%%

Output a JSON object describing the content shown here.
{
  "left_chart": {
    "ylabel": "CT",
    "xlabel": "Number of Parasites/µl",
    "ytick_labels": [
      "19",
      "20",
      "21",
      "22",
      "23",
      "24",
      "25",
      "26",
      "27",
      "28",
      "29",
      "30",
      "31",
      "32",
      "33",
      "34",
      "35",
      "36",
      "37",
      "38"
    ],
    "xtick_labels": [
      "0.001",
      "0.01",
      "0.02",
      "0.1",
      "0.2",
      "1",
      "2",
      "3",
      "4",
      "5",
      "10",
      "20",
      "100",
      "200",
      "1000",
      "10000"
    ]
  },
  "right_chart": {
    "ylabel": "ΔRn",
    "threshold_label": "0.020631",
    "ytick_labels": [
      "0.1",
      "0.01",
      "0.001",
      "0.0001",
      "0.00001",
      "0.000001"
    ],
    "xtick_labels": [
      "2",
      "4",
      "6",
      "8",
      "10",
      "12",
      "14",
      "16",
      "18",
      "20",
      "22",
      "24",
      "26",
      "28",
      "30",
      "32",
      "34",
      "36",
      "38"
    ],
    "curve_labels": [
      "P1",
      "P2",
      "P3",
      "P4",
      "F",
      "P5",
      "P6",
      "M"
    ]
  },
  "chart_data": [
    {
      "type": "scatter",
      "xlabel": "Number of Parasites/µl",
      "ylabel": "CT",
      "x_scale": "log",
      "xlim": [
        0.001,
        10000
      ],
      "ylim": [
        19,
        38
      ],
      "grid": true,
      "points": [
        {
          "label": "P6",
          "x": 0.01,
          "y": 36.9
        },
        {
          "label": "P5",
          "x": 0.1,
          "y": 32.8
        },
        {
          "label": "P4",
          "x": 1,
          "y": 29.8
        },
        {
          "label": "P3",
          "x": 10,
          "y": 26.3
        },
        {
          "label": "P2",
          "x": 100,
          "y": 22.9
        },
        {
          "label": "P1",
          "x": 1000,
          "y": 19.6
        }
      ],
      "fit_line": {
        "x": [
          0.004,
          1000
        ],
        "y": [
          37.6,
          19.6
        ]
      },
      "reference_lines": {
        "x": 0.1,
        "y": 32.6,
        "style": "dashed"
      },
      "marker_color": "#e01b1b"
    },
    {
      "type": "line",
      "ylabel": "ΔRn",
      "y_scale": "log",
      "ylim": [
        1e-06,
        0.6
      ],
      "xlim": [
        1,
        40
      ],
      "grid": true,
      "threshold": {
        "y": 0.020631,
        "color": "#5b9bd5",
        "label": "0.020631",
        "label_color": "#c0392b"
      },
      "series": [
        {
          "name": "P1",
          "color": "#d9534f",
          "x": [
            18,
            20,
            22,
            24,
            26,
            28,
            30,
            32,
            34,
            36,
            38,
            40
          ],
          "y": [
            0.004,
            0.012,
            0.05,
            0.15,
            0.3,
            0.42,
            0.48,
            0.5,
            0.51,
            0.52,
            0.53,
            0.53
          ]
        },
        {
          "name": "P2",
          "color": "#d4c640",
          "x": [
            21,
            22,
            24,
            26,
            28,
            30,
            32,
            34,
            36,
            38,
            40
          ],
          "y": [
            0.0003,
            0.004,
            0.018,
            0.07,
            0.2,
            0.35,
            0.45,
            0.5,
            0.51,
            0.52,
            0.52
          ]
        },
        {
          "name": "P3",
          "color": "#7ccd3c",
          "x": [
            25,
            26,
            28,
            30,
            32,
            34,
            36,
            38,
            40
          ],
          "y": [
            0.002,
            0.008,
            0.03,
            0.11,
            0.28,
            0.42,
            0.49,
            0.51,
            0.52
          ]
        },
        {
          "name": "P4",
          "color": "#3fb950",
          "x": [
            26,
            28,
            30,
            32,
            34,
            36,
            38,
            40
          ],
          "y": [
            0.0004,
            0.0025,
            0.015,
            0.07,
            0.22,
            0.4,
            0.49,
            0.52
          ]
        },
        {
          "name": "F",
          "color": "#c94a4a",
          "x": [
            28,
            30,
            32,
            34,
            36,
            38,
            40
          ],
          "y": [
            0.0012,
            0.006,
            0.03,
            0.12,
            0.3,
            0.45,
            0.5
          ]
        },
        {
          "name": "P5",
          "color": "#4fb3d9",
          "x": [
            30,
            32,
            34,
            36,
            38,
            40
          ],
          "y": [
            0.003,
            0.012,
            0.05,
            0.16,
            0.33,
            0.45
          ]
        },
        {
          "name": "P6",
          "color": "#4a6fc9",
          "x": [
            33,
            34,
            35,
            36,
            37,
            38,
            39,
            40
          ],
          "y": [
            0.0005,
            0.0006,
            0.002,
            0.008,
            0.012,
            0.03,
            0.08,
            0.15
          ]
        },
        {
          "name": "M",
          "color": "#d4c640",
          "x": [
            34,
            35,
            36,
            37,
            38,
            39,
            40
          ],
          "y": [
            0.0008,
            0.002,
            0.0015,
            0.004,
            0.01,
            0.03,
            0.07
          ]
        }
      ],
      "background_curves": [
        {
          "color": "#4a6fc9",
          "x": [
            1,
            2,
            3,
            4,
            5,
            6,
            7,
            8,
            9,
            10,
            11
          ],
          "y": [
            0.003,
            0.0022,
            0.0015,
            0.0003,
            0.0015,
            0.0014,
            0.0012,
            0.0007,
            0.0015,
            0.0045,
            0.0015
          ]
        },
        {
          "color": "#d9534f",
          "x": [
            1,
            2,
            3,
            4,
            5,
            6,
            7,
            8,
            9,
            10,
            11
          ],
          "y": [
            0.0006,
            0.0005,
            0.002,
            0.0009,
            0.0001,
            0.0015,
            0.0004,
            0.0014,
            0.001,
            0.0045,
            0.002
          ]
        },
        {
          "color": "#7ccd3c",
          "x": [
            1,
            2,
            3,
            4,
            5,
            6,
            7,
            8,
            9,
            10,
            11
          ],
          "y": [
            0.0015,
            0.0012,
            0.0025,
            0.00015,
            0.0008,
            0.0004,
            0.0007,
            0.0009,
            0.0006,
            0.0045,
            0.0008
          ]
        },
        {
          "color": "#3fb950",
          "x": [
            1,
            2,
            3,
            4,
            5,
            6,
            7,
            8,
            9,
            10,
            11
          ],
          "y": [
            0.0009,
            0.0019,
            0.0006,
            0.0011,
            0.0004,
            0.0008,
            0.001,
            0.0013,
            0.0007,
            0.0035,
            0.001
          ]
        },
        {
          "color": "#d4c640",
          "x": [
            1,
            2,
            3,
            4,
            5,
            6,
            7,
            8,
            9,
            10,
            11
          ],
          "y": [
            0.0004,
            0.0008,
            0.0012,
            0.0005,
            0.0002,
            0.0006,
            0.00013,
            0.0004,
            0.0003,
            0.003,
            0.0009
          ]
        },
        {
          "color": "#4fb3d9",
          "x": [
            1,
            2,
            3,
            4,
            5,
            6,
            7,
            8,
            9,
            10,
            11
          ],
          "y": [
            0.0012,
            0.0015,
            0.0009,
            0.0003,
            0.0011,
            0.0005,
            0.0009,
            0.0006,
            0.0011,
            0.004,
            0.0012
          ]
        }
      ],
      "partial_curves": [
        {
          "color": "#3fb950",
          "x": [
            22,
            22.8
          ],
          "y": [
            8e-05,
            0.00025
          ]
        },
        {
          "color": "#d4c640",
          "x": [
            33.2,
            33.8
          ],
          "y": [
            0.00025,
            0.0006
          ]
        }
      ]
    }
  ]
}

%%

**Given task:** Return the lines of the records that include the string "xlabel".

**In response:**
    "xlabel": "Number of Parasites/µl",
      "xlabel": "Number of Parasites/µl",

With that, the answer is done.